:: To be done ::
1 – Answer these questions about the passage on heat exchanger plates:
(a) Which value of the second angle represents a first surface portion perpendicular to the plane S?
(b) What shape does the first fluid channel take in the cases below 90° shown in FIG. 4?
(c) For curvedly bent surface portions, what quantity does the passage consider more appropriate than the second angle?
2 – Write the next part of the passage on heat exchanger plates, picking up after its final sentence.

# START OF Document section

According to an embodiment, the heat exchanger plate 106 may have an essentially flat first surface portion 210 that is tilted at a second angle β with respect to the plane S. This second angle β may be in the range 0° < B < 135°. The case B = 90° represents a first surface portion 210 that is perpendicular to the plane S. The unrealistic value β = 0° represent an asymptotic limit, resulting in a first fluid channel 108 with vanishing height and a lack of spacing between the main surface portions 218, 218' of adjacent heat exchanger plates 106, 106'. For the cases B < 90° shown in FIG. 4, the first surface portions 210, 210' are inclined with respect to the plane S, resulting in a first fluid channel 108 with a regular hexagonal shape. The range 90° < B < 135° similarly yields a hexagonal shape with first surface portions that are folded inward with respect to the first fluid channel 108. In both such configurations, the corner surface portions 224 of the heat exchanger plate may be folded along the additional folding lines 233. This second angle B may preferably be in the range 30° < B < 135°, in order to maintain a heat exchanger shell 104 with first surface portions 210 that are not excessively protruding or sharp near the edges.

Alternatively, a heat exchanger plate 106 may have first and/or second surface portions 210, 212 that are curvedly bent, as is explained with reference to FIG.'s 5A - 5E. In such cases, the first surface portion 210 is not a folded planar region, rendering the concept of the second angle B less useful. Here, a ratio between the height H of the first partial fluid channel and the projected width W of the first surface portion onto the plane S is more appropriate. For the same reason given above, the ratio H/W for outwards projecting first surface portions 210 is preferably larger than 1/V3. The upper bound for H/W cannot be given, but corresponds to a curved first surface portion 210 configuration that converges to the perpendicular configuration shown in FIG. 5A.

# END OF Document section
# START OF Dataset excerpts

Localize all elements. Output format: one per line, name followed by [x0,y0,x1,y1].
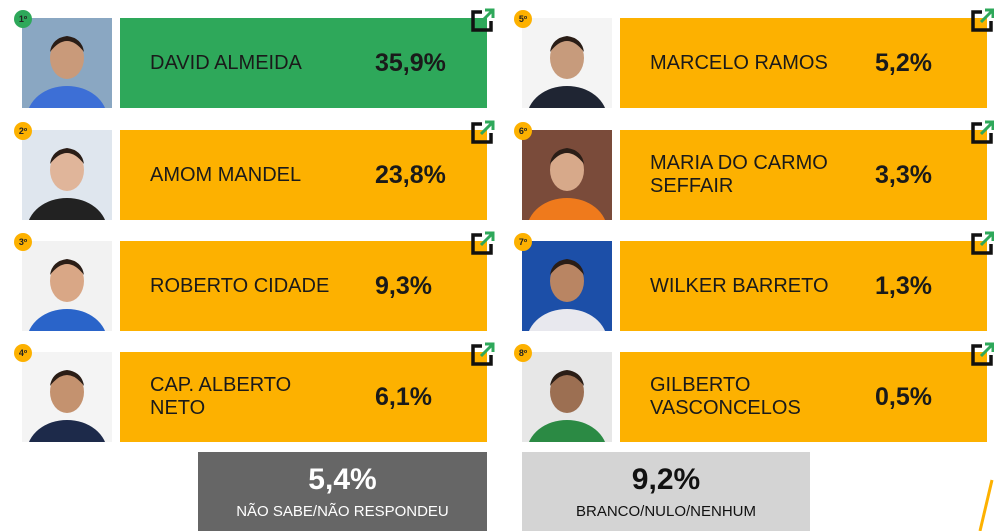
candidate-photo [22,130,112,220]
rank-badge: 8º [514,344,532,362]
share-icon [970,341,994,367]
candidate-card: DAVID ALMEIDA 35,9% [120,18,487,108]
share-icon [470,7,496,33]
share-icon [470,230,496,256]
candidate-card: AMOM MANDEL 23,8% [120,130,487,220]
candidate-value: 6,1% [375,382,432,411]
blank-label: BRANCO/NULO/NENHUM [575,503,756,520]
name-line: CAP. ALBERTO [150,374,292,396]
blank-box: 9,2% BRANCO/NULO/NENHUM [522,452,810,531]
decoration [978,479,994,531]
candidate-card: GILBERTO VASCONCELOS 0,5% [620,352,987,442]
candidate-card: MARIA DO CARMO SEFFAIR 3,3% [620,130,987,220]
undecided-value: 5,4% [308,463,377,496]
rank-badge: 1º [14,10,32,28]
name-line: SEFFAIR [650,175,734,197]
candidate-card: CAP. ALBERTO NETO 6,1% [120,352,487,442]
candidate-value: 5,2% [875,48,932,77]
blank-value: 9,2% [631,463,701,496]
name-line: NETO [150,397,206,419]
name-line: MARCELO RAMOS [650,51,828,74]
candidate-photo [22,18,112,108]
name-line: MARIA DO CARMO [650,152,828,174]
photo-figure [29,259,105,331]
candidate-card: WILKER BARRETO 1,3% [620,241,987,331]
candidate-photo [522,352,612,442]
rank-badge: 3º [14,233,32,251]
candidate-name: MARIA DO CARMO SEFFAIR [650,130,828,220]
candidate-photo [522,18,612,108]
share-icon [970,119,994,145]
photo-figure [529,370,605,442]
candidate-card: ROBERTO CIDADE 9,3% [120,241,487,331]
candidate-name: DAVID ALMEIDA [150,18,302,108]
photo-figure [529,36,605,108]
candidate-value: 0,5% [875,382,932,411]
candidate-value: 9,3% [375,271,432,300]
name-line: ROBERTO CIDADE [150,274,330,297]
photo-figure [529,259,605,331]
undecided-box: 5,4% NÃO SABE/NÃO RESPONDEU [198,452,487,531]
candidate-card: MARCELO RAMOS 5,2% [620,18,987,108]
candidate-name: ROBERTO CIDADE [150,241,329,331]
name-line: WILKER BARRETO [650,274,829,297]
candidate-value: 35,9% [375,48,446,77]
candidate-value: 3,3% [875,160,932,189]
photo-figure [29,36,105,108]
candidate-value: 1,3% [875,271,932,300]
candidate-name: WILKER BARRETO [650,241,829,331]
photo-figure [529,148,605,220]
name-line: DAVID ALMEIDA [150,51,302,74]
candidate-photo [522,241,612,331]
candidate-name: MARCELO RAMOS [650,18,828,108]
share-icon [970,230,994,256]
candidate-name: CAP. ALBERTO NETO [150,352,291,442]
rank-badge: 2º [14,122,32,140]
candidate-photo [522,130,612,220]
rank-badge: 6º [514,122,532,140]
candidate-photo [22,352,112,442]
undecided-label: NÃO SABE/NÃO RESPONDEU [236,503,449,520]
photo-figure [29,148,105,220]
share-icon [470,119,496,145]
rank-badge: 7º [514,233,532,251]
rank-badge: 4º [14,344,32,362]
candidate-value: 23,8% [375,160,446,189]
candidate-name: AMOM MANDEL [150,130,301,220]
rank-badge: 5º [514,10,532,28]
photo-figure [29,370,105,442]
name-line: GILBERTO [650,374,751,396]
candidate-photo [22,241,112,331]
name-line: AMOM MANDEL [150,163,302,186]
candidate-name: GILBERTO VASCONCELOS [650,352,801,442]
share-icon [970,7,994,33]
name-line: VASCONCELOS [650,397,801,419]
share-icon [470,341,496,367]
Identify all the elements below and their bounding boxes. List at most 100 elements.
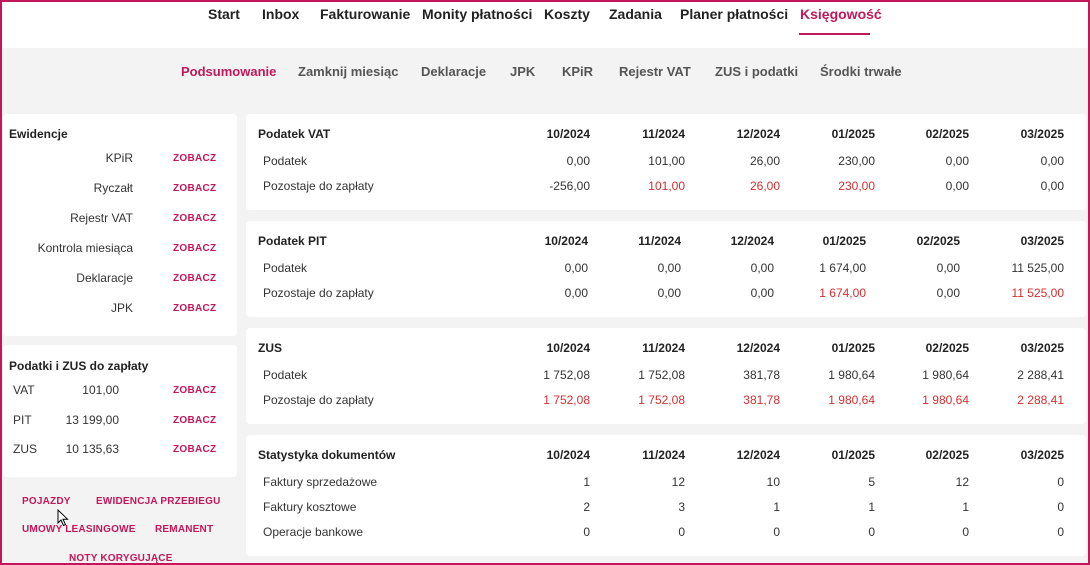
month-header: 02/2025 [925, 448, 969, 462]
table-cell: 101,00 [648, 179, 685, 193]
table-cell: 1 980,64 [922, 368, 969, 382]
tax-pit-value: 13 199,00 [65, 413, 119, 427]
table-cell: 0 [962, 525, 969, 539]
podatki-zus-card: Podatki i ZUS do zapłaty VAT 101,00 ZOBA… [3, 345, 237, 477]
table-cell: 1 [583, 475, 590, 489]
subnav-jpk[interactable]: JPK [510, 64, 536, 79]
table-cell: 5 [868, 475, 875, 489]
month-header: 01/2025 [831, 448, 875, 462]
table-cell: 0,00 [945, 179, 969, 193]
table-cell: 0,00 [750, 286, 774, 300]
link-pojazdy[interactable]: POJAZDY [22, 496, 71, 507]
subnav-kpir[interactable]: KPiR [562, 64, 594, 79]
table-cell: 0,00 [566, 154, 590, 168]
row-label: Faktury sprzedażowe [263, 475, 378, 489]
subnav-rejestr-vat[interactable]: Rejestr VAT [619, 64, 691, 79]
month-header: 01/2025 [831, 127, 875, 141]
nav-zadania[interactable]: Zadania [609, 6, 662, 22]
nav-start[interactable]: Start [208, 6, 240, 22]
table-cell: 0 [868, 525, 875, 539]
ewidencja-ryczalt-zobacz[interactable]: ZOBACZ [173, 183, 217, 194]
table-cell: 0 [678, 525, 685, 539]
table-cell: 0,00 [936, 286, 960, 300]
row-label: Podatek [263, 154, 308, 168]
link-noty-korygujace[interactable]: NOTY KORYGUJĄCE [69, 553, 173, 564]
ewidencja-kpir-zobacz[interactable]: ZOBACZ [173, 153, 217, 164]
mouse-cursor-icon [57, 509, 69, 527]
nav-koszty[interactable]: Koszty [544, 6, 590, 22]
row-label: Podatek [263, 368, 308, 382]
table-cell: 0 [1057, 475, 1064, 489]
subnav-zamknij-miesiac[interactable]: Zamknij miesiąc [298, 64, 399, 79]
link-ewidencja-przebiegu[interactable]: EWIDENCJA PRZEBIEGU [96, 496, 221, 507]
nav-inbox[interactable]: Inbox [262, 6, 300, 22]
table-podatek-vat: Podatek VAT 10/2024 11/2024 12/2024 01/2… [246, 114, 1086, 210]
table-cell: 1 674,00 [819, 261, 866, 275]
month-header: 02/2025 [925, 127, 969, 141]
row-label: Pozostaje do zapłaty [263, 179, 374, 193]
table-cell: 1 752,08 [543, 368, 590, 382]
link-remanent[interactable]: REMANENT [155, 524, 214, 535]
ewidencje-title: Ewidencje [9, 127, 68, 141]
table-cell: 1 980,64 [828, 368, 875, 382]
table-cell: 1 674,00 [819, 286, 866, 300]
table-cell: 2 288,41 [1017, 368, 1064, 382]
tax-zus-value: 10 135,63 [65, 442, 119, 456]
month-header: 12/2024 [736, 127, 780, 141]
nav-ksiegowosc[interactable]: Księgowość [800, 6, 882, 22]
nav-fakturowanie[interactable]: Fakturowanie [320, 6, 411, 22]
month-header: 10/2024 [546, 341, 590, 355]
table-cell: -256,00 [549, 179, 590, 193]
nav-monity-platnosci[interactable]: Monity płatności [422, 6, 533, 22]
active-tab-underline [799, 33, 870, 35]
table-cell: 11 525,00 [1011, 261, 1065, 275]
tax-pit-zobacz[interactable]: ZOBACZ [173, 415, 217, 426]
ewidencja-kpir-label: KPiR [105, 151, 133, 165]
month-header: 10/2024 [546, 448, 590, 462]
month-header: 11/2024 [642, 448, 685, 462]
subnav-zus-i-podatki[interactable]: ZUS i podatki [715, 64, 799, 79]
link-umowy-leasingowe[interactable]: UMOWY LEASINGOWE [22, 524, 136, 535]
table-cell: 0 [773, 525, 780, 539]
tax-vat-zobacz[interactable]: ZOBACZ [173, 385, 217, 396]
ewidencja-deklaracje-label: Deklaracje [76, 271, 133, 285]
top-navigation: Start Inbox Fakturowanie Monity płatnośc… [0, 0, 1090, 48]
table-cell: 381,78 [743, 393, 780, 407]
month-header: 03/2025 [1020, 341, 1064, 355]
nav-planer-platnosci[interactable]: Planer płatności [680, 6, 789, 22]
table-cell: 1 [962, 500, 969, 514]
table-cell: 0,00 [1040, 179, 1064, 193]
month-header: 03/2025 [1020, 448, 1064, 462]
ewidencja-kontrola-miesiaca-label: Kontrola miesiąca [37, 241, 133, 255]
table-cell: 0,00 [1040, 154, 1064, 168]
month-header: 11/2024 [642, 127, 685, 141]
table-cell: 2 [583, 500, 590, 514]
month-header: 11/2024 [642, 341, 685, 355]
subnav-srodki-trwale[interactable]: Środki trwałe [820, 64, 902, 79]
ewidencja-rejestr-vat-zobacz[interactable]: ZOBACZ [173, 213, 217, 224]
ewidencja-kontrola-miesiaca-zobacz[interactable]: ZOBACZ [173, 243, 217, 254]
row-label: Faktury kosztowe [263, 500, 357, 514]
ewidencja-rejestr-vat-label: Rejestr VAT [70, 211, 133, 225]
month-header: 11/2024 [638, 234, 681, 248]
table-zus: ZUS 10/2024 11/2024 12/2024 01/2025 02/2… [246, 328, 1086, 424]
table-title: Statystyka dokumentów [258, 448, 396, 462]
ewidencja-jpk-zobacz[interactable]: ZOBACZ [173, 303, 217, 314]
table-cell: 0,00 [564, 261, 588, 275]
subnav-deklaracje[interactable]: Deklaracje [421, 64, 487, 79]
table-title: Podatek VAT [258, 127, 331, 141]
row-label: Podatek [263, 261, 308, 275]
table-cell: 381,78 [743, 368, 780, 382]
ewidencja-ryczalt-label: Ryczałt [93, 181, 133, 195]
ewidencja-deklaracje-zobacz[interactable]: ZOBACZ [173, 273, 217, 284]
subnav-podsumowanie[interactable]: Podsumowanie [181, 64, 277, 79]
table-cell: 26,00 [749, 179, 780, 193]
table-cell: 101,00 [648, 154, 685, 168]
table-cell: 1 [868, 500, 875, 514]
tax-zus-zobacz[interactable]: ZOBACZ [173, 444, 217, 455]
table-cell: 26,00 [749, 154, 780, 168]
table-cell: 230,00 [838, 154, 875, 168]
row-label: Operacje bankowe [263, 525, 364, 539]
month-header: 03/2025 [1020, 127, 1064, 141]
table-cell: 3 [678, 500, 685, 514]
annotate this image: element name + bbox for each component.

# END OF Dataset excerpts

:: Final results ::
1 –
(a) 90°
(b) A regular hexagonal shape
(c) The ratio between the height H of the first partial fluid channel and the projected width W of the first surface portion onto the plane S

2 –
FIG.'s 5 A - 5 J present partial cross sections of the first fluid channel 108 for various embodiments of the heat exchanger shell. FIG.'s 5 A - 5E focus on the shape of the first surface portions 210, 210' of two abutting heat exchanger plates 106, 106'. In accordance to the adopted meaning of the terms "bending" or "folding" previously explained, the first surface portions 210, 210' may be bent in various ways, resulting in various shapes. Shown shapes for the first surface portions 210, 210' are planar and perpendicular (FIG. 5A), planar and tilted (FIG. 5B), concave (FIG. 5C), convex (FIG. 5D), and sinusoidal (FIG. 5E). Furthermore, FIG.'s 5A - 5J illustrate various shapes for the contacting regions 214, 214' of adjacent heat exchanger plates 106, 106', 302, 302' as well as the methods of attaching adjacent plates. These first contacting regions 214, 214' may be formed by the first plate edges 220, 220' (FIG.'s 5 A - 5E), by the entire first flanges 304, 304' (FIG. 5F), or by regions of the first flanges 304, 304' that exclude the first flange portions 310, 310' (FIG.'s 5G - 51).

As is shown in FIG.'s 5G - 51, the first flange 304 may have a first flange portion 310 that is bent such that it is tilted with respect to the plane S. The tilted first flange portion 310 will not lie in the plane S and therefore does not coincide with the first contacting region 214. A tilt between the plane S and the first flange portion 310 may be described by a third angle γ. The third angle γ is restricted to the range

0° < γ < 180°. The upper bound of this range may be further limited by the possibility of physical contact between the first flange portion 310 and the first surface portion 210.

The selected shape of a first surface portion 210 dictates the geometric transition from this first surface portion 210 to the folded corner surface portion 224 of a heat exchanger plate 106, 302. The transition may be gradually curved or it may be more like the polygonal heat exchanger plate configuration as shown in FIG.'s 2B and 3B.

Moreover, it is possible for two abutting heat exchanger plates to have different shapes. Connecting and sealing of the first and second contacting regions 214, 216 may be achieved by conventional methods, such as welding and brazing. Known welding methods which are shown here yield a fillet weld 502, a plasma or electric resistance weld 504 (FIG. 5A), a groove weld 506 (FIG.'s 5B and 5C), an edge weld 508 (FIG.'s 5D and 5E) or a butt weld (not shown).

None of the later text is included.